= INSTRUCTIONS FOR THE TASK =
Exactly as written, quote every line that follows, skipping the images.
══════════════════════════════
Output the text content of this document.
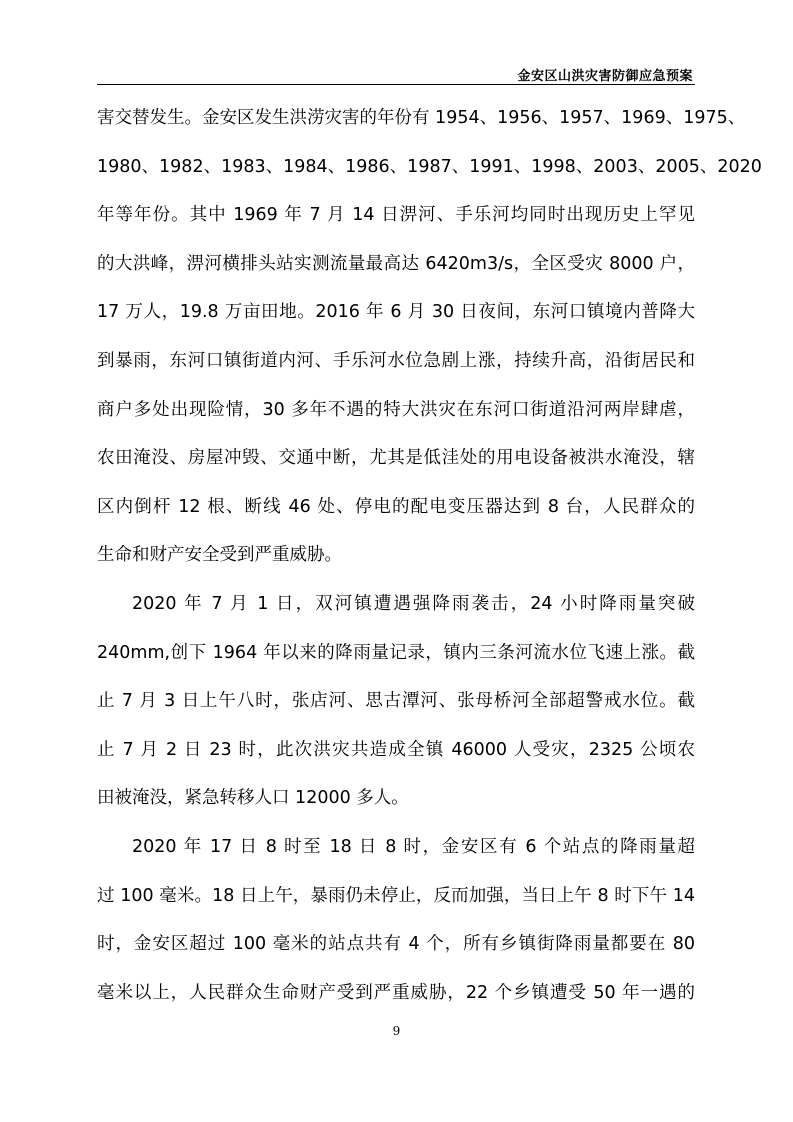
金安区山洪灾害防御应急预案
害交替发生。金安区发生洪涝灾害的年份有 1954、1956、1957、1969、1975、
1980、1982、1983、1984、1986、1987、1991、1998、2003、2005、2020
年等年份。其中 1969 年 7 月 14 日淠河、手乐河均同时出现历史上罕见
的大洪峰，淠河横排头站实测流量最高达 6420m3/s，全区受灾 8000 户，
17 万人，19.8 万亩田地。2016 年 6 月 30 日夜间，东河口镇境内普降大
到暴雨，东河口镇街道内河、手乐河水位急剧上涨，持续升高，沿街居民和
商户多处出现险情，30 多年不遇的特大洪灾在东河口街道沿河两岸肆虐，
农田淹没、房屋冲毁、交通中断，尤其是低洼处的用电设备被洪水淹没，辖
区内倒杆 12 根、断线 46 处、停电的配电变压器达到 8 台，人民群众的
生命和财产安全受到严重威胁。
2020 年 7 月 1 日，双河镇遭遇强降雨袭击，24 小时降雨量突破
240mm,创下 1964 年以来的降雨量记录，镇内三条河流水位飞速上涨。截
止 7 月 3 日上午八时，张店河、思古潭河、张母桥河全部超警戒水位。截
止 7 月 2 日 23 时，此次洪灾共造成全镇 46000 人受灾，2325 公顷农
田被淹没，紧急转移人口 12000 多人。
2020 年 17 日 8 时至 18 日 8 时，金安区有 6 个站点的降雨量超
过 100 毫米。18 日上午，暴雨仍未停止，反而加强，当日上午 8 时下午 14
时，金安区超过 100 毫米的站点共有 4 个，所有乡镇街降雨量都要在 80
毫米以上，人民群众生命财产受到严重威胁，22 个乡镇遭受 50 年一遇的
9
══════════════════════════════
= FINAL RESULT =
Output the text content of this document.
金安区山洪灾害防御应急预案
害交替发生。金安区发生洪涝灾害的年份有 1954、1956、1957、1969、1975、
1980、1982、1983、1984、1986、1987、1991、1998、2003、2005、2020
年等年份。其中 1969 年 7 月 14 日淠河、手乐河均同时出现历史上罕见
的大洪峰，淠河横排头站实测流量最高达 6420m3/s，全区受灾 8000 户，
17 万人，19.8 万亩田地。2016 年 6 月 30 日夜间，东河口镇境内普降大
到暴雨，东河口镇街道内河、手乐河水位急剧上涨，持续升高，沿街居民和
商户多处出现险情，30 多年不遇的特大洪灾在东河口街道沿河两岸肆虐，
农田淹没、房屋冲毁、交通中断，尤其是低洼处的用电设备被洪水淹没，辖
区内倒杆 12 根、断线 46 处、停电的配电变压器达到 8 台，人民群众的
生命和财产安全受到严重威胁。
2020 年 7 月 1 日，双河镇遭遇强降雨袭击，24 小时降雨量突破
240mm,创下 1964 年以来的降雨量记录，镇内三条河流水位飞速上涨。截
止 7 月 3 日上午八时，张店河、思古潭河、张母桥河全部超警戒水位。截
止 7 月 2 日 23 时，此次洪灾共造成全镇 46000 人受灾，2325 公顷农
田被淹没，紧急转移人口 12000 多人。
2020 年 17 日 8 时至 18 日 8 时，金安区有 6 个站点的降雨量超
过 100 毫米。18 日上午，暴雨仍未停止，反而加强，当日上午 8 时下午 14
时，金安区超过 100 毫米的站点共有 4 个，所有乡镇街降雨量都要在 80
毫米以上，人民群众生命财产受到严重威胁，22 个乡镇遭受 50 年一遇的
9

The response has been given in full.